▶ **Given instruction**
Check each line of the listing for the word "JSON" and report how many lines contain it, giving nothing but the number.

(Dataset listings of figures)

══════════════════════════════

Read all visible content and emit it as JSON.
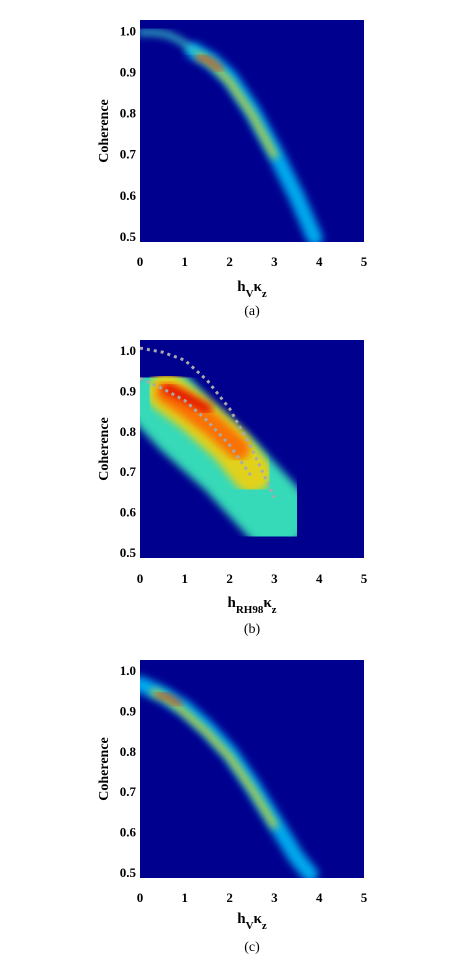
{
  "chart_data": [
    {
      "type": "density",
      "ylabel": "Coherence",
      "xlabel": [
        {
          "text": "h"
        },
        {
          "text": "V",
          "sub": true
        },
        {
          "text": "κ"
        },
        {
          "text": "z",
          "sub": true
        }
      ],
      "caption": "(a)",
      "background": "#00008f",
      "xlim": [
        0,
        5
      ],
      "xticks": [
        0,
        1,
        2,
        3,
        4,
        5
      ],
      "ylim": [
        0.49,
        1.03
      ],
      "yticks": [
        0.5,
        0.6,
        0.7,
        0.8,
        0.9,
        {
          "value": 1,
          "label": "1.0"
        }
      ],
      "series": [
        {
          "color": "#00c8ff",
          "x": [
            1.2,
            1.6,
            2,
            2.5,
            3,
            3.5,
            3.9
          ],
          "values": [
            0.955,
            0.93,
            0.89,
            0.81,
            0.71,
            0.6,
            0.5
          ]
        },
        {
          "color": "#40e0d0",
          "x": [
            0,
            0.3,
            0.6,
            0.9,
            1.2
          ],
          "values": [
            1.0,
            1.0,
            0.995,
            0.98,
            0.955
          ]
        },
        {
          "color": "#ffe000",
          "x": [
            1.3,
            1.6,
            2,
            2.5,
            3
          ],
          "values": [
            0.945,
            0.925,
            0.88,
            0.8,
            0.7
          ]
        },
        {
          "color": "#e00000",
          "x": [
            1.3,
            1.5,
            1.8
          ],
          "values": [
            0.94,
            0.935,
            0.91
          ]
        }
      ]
    },
    {
      "type": "density",
      "ylabel": "Coherence",
      "xlabel": [
        {
          "text": "h"
        },
        {
          "text": "RH98",
          "sub": true
        },
        {
          "text": "κ"
        },
        {
          "text": "z",
          "sub": true
        }
      ],
      "caption": "(b)",
      "background": "#00008f",
      "xlim": [
        0,
        5
      ],
      "xticks": [
        0,
        1,
        2,
        3,
        4,
        5
      ],
      "ylim": [
        0.49,
        1.03
      ],
      "yticks": [
        0.5,
        0.6,
        0.7,
        0.8,
        0.9,
        {
          "value": 1,
          "label": "1.0"
        }
      ],
      "series": [
        {
          "color": "#40ffc0",
          "x": [
            0.5,
            1,
            2,
            3
          ],
          "values": [
            0.88,
            0.82,
            0.72,
            0.6
          ]
        },
        {
          "color": "#ffd000",
          "x": [
            0.6,
            1.2,
            2,
            2.5
          ],
          "values": [
            0.9,
            0.85,
            0.77,
            0.7
          ]
        },
        {
          "color": "#ff6000",
          "x": [
            0.6,
            1,
            1.6,
            2.2
          ],
          "values": [
            0.9,
            0.87,
            0.82,
            0.76
          ]
        },
        {
          "color": "#e00000",
          "x": [
            0.6,
            1,
            1.5
          ],
          "values": [
            0.91,
            0.89,
            0.86
          ]
        }
      ],
      "reference_curves": {
        "color": "#aaaaaa",
        "linestyle": "dotted",
        "curves": [
          {
            "x": [
              0,
              0.5,
              1,
              1.5,
              2,
              2.5,
              3
            ],
            "values": [
              1.01,
              1.0,
              0.98,
              0.93,
              0.86,
              0.76,
              0.64
            ]
          },
          {
            "x": [
              0,
              0.5,
              1,
              1.5,
              2,
              2.5
            ],
            "values": [
              0.935,
              0.91,
              0.88,
              0.83,
              0.77,
              0.69
            ]
          }
        ]
      }
    },
    {
      "type": "density",
      "ylabel": "Coherence",
      "xlabel": [
        {
          "text": "h"
        },
        {
          "text": "V",
          "sub": true
        },
        {
          "text": "κ"
        },
        {
          "text": "z",
          "sub": true
        }
      ],
      "caption": "(c)",
      "background": "#00008f",
      "xlim": [
        0,
        5
      ],
      "xticks": [
        0,
        1,
        2,
        3,
        4,
        5
      ],
      "ylim": [
        0.49,
        1.03
      ],
      "yticks": [
        0.5,
        0.6,
        0.7,
        0.8,
        0.9,
        {
          "value": 1,
          "label": "1.0"
        }
      ],
      "series": [
        {
          "color": "#00c8ff",
          "x": [
            0,
            0.5,
            1,
            1.5,
            2,
            2.5,
            3,
            3.5,
            3.8
          ],
          "values": [
            0.97,
            0.945,
            0.91,
            0.86,
            0.8,
            0.72,
            0.63,
            0.54,
            0.5
          ]
        },
        {
          "color": "#ffe000",
          "x": [
            0.3,
            0.6,
            1,
            1.5,
            2,
            2.5,
            3
          ],
          "values": [
            0.95,
            0.935,
            0.9,
            0.85,
            0.79,
            0.71,
            0.62
          ]
        },
        {
          "color": "#e00000",
          "x": [
            0.4,
            0.6,
            0.9
          ],
          "values": [
            0.945,
            0.94,
            0.92
          ]
        }
      ]
    }
  ]
}
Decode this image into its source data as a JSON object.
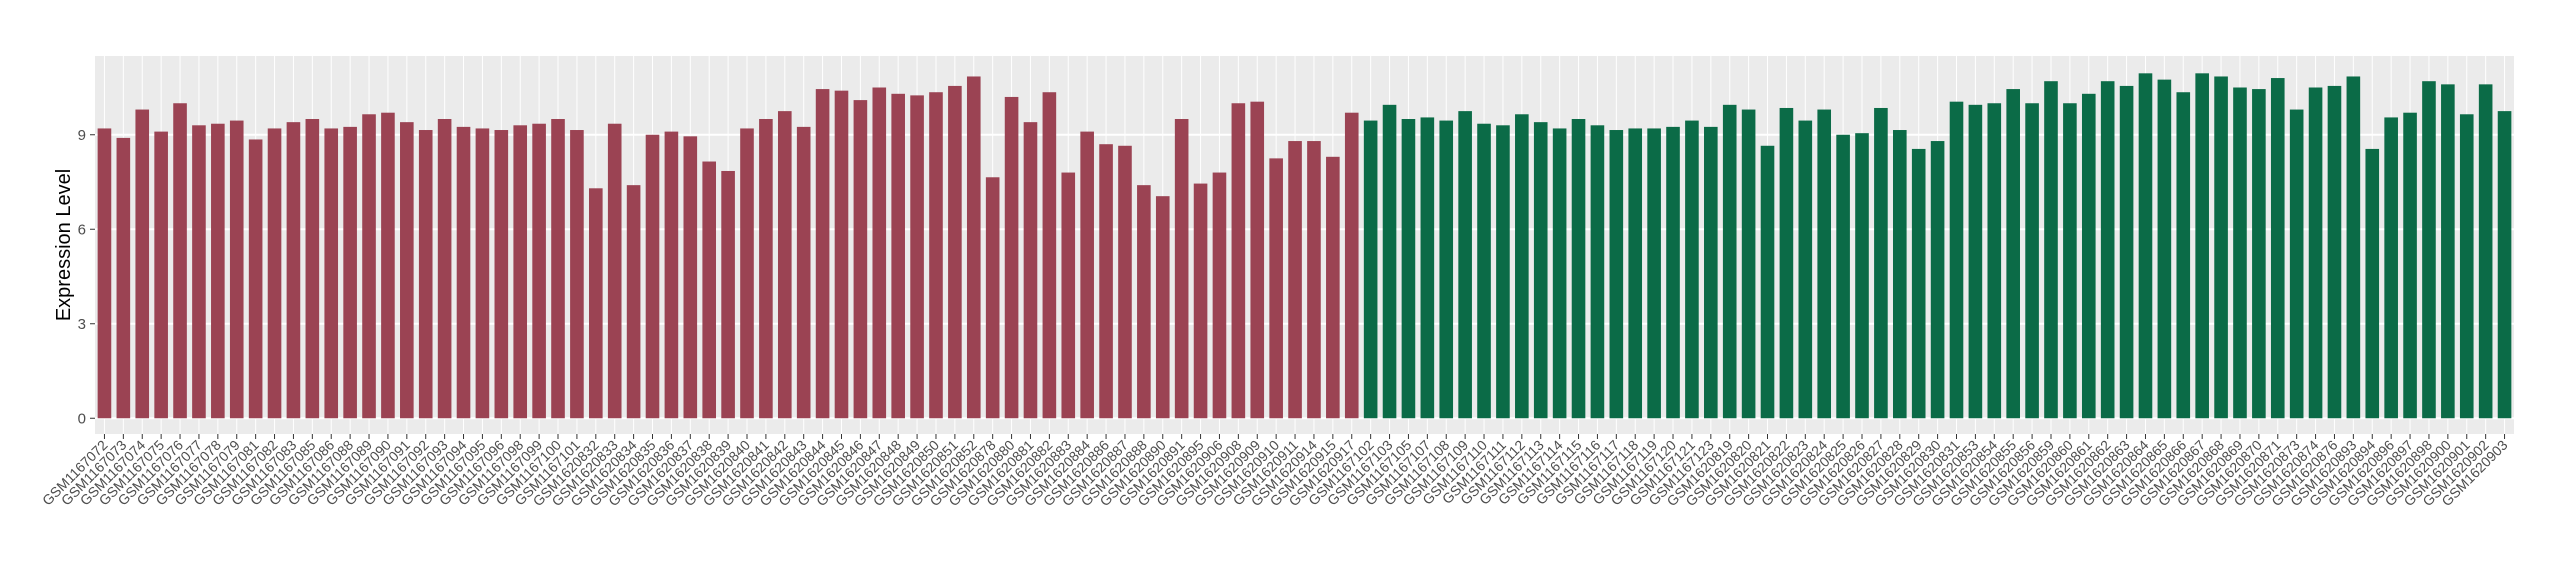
{
  "chart_data": {
    "type": "bar",
    "y_label": "Expression Level",
    "ylim": [
      -0.5,
      11.5
    ],
    "yticks": [
      0,
      3,
      6,
      9
    ],
    "grid": true,
    "series": [
      {
        "color": "#9b4353",
        "categories": [
          "GSM1167072",
          "GSM1167073",
          "GSM1167074",
          "GSM1167075",
          "GSM1167076",
          "GSM1167077",
          "GSM1167078",
          "GSM1167079",
          "GSM1167081",
          "GSM1167082",
          "GSM1167083",
          "GSM1167085",
          "GSM1167086",
          "GSM1167088",
          "GSM1167089",
          "GSM1167090",
          "GSM1167091",
          "GSM1167092",
          "GSM1167093",
          "GSM1167094",
          "GSM1167095",
          "GSM1167096",
          "GSM1167098",
          "GSM1167099",
          "GSM1167100",
          "GSM1167101",
          "GSM1620832",
          "GSM1620833",
          "GSM1620834",
          "GSM1620835",
          "GSM1620836",
          "GSM1620837",
          "GSM1620838",
          "GSM1620839",
          "GSM1620840",
          "GSM1620841",
          "GSM1620842",
          "GSM1620843",
          "GSM1620844",
          "GSM1620845",
          "GSM1620846",
          "GSM1620847",
          "GSM1620848",
          "GSM1620849",
          "GSM1620850",
          "GSM1620851",
          "GSM1620852",
          "GSM1620878",
          "GSM1620880",
          "GSM1620881",
          "GSM1620882",
          "GSM1620883",
          "GSM1620884",
          "GSM1620886",
          "GSM1620887",
          "GSM1620888",
          "GSM1620890",
          "GSM1620891",
          "GSM1620895",
          "GSM1620906",
          "GSM1620908",
          "GSM1620909",
          "GSM1620910",
          "GSM1620911",
          "GSM1620914",
          "GSM1620915",
          "GSM1620917"
        ],
        "values": [
          9.2,
          8.9,
          9.8,
          9.1,
          10.0,
          9.3,
          9.35,
          9.45,
          8.85,
          9.2,
          9.4,
          9.5,
          9.2,
          9.25,
          9.65,
          9.7,
          9.4,
          9.15,
          9.5,
          9.25,
          9.2,
          9.15,
          9.3,
          9.35,
          9.5,
          9.15,
          7.3,
          9.35,
          7.4,
          9.0,
          9.1,
          8.95,
          8.15,
          7.85,
          9.2,
          9.5,
          9.75,
          9.25,
          10.45,
          10.4,
          10.1,
          10.5,
          10.3,
          10.25,
          10.35,
          10.55,
          10.85,
          7.65,
          10.2,
          9.4,
          10.35,
          7.8,
          9.1,
          8.7,
          8.65,
          7.4,
          7.05,
          9.5,
          7.45,
          7.8,
          10.0,
          10.05,
          8.25,
          8.8,
          8.8,
          8.3,
          9.7
        ]
      },
      {
        "color": "#0b6b47",
        "categories": [
          "GSM1167102",
          "GSM1167103",
          "GSM1167105",
          "GSM1167107",
          "GSM1167108",
          "GSM1167109",
          "GSM1167110",
          "GSM1167111",
          "GSM1167112",
          "GSM1167113",
          "GSM1167114",
          "GSM1167115",
          "GSM1167116",
          "GSM1167117",
          "GSM1167118",
          "GSM1167119",
          "GSM1167120",
          "GSM1167121",
          "GSM1167123",
          "GSM1620819",
          "GSM1620820",
          "GSM1620821",
          "GSM1620822",
          "GSM1620823",
          "GSM1620824",
          "GSM1620825",
          "GSM1620826",
          "GSM1620827",
          "GSM1620828",
          "GSM1620829",
          "GSM1620830",
          "GSM1620831",
          "GSM1620853",
          "GSM1620854",
          "GSM1620855",
          "GSM1620856",
          "GSM1620859",
          "GSM1620860",
          "GSM1620861",
          "GSM1620862",
          "GSM1620863",
          "GSM1620864",
          "GSM1620865",
          "GSM1620866",
          "GSM1620867",
          "GSM1620868",
          "GSM1620869",
          "GSM1620870",
          "GSM1620871",
          "GSM1620873",
          "GSM1620874",
          "GSM1620876",
          "GSM1620893",
          "GSM1620894",
          "GSM1620896",
          "GSM1620897",
          "GSM1620898",
          "GSM1620900",
          "GSM1620901",
          "GSM1620902",
          "GSM1620903"
        ],
        "values": [
          9.45,
          9.95,
          9.5,
          9.55,
          9.45,
          9.75,
          9.35,
          9.3,
          9.65,
          9.4,
          9.2,
          9.5,
          9.3,
          9.15,
          9.2,
          9.2,
          9.25,
          9.45,
          9.25,
          9.95,
          9.8,
          8.65,
          9.85,
          9.45,
          9.8,
          9.0,
          9.05,
          9.85,
          9.15,
          8.55,
          8.8,
          10.05,
          9.95,
          10.0,
          10.45,
          10.0,
          10.7,
          10.0,
          10.3,
          10.7,
          10.55,
          10.95,
          10.75,
          10.35,
          10.95,
          10.85,
          10.5,
          10.45,
          10.8,
          9.8,
          10.5,
          10.55,
          10.85,
          8.55,
          9.55,
          9.7,
          10.7,
          10.6,
          9.65,
          10.6,
          9.75
        ]
      }
    ]
  }
}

══════════════════════════════

▶ **Task response**
2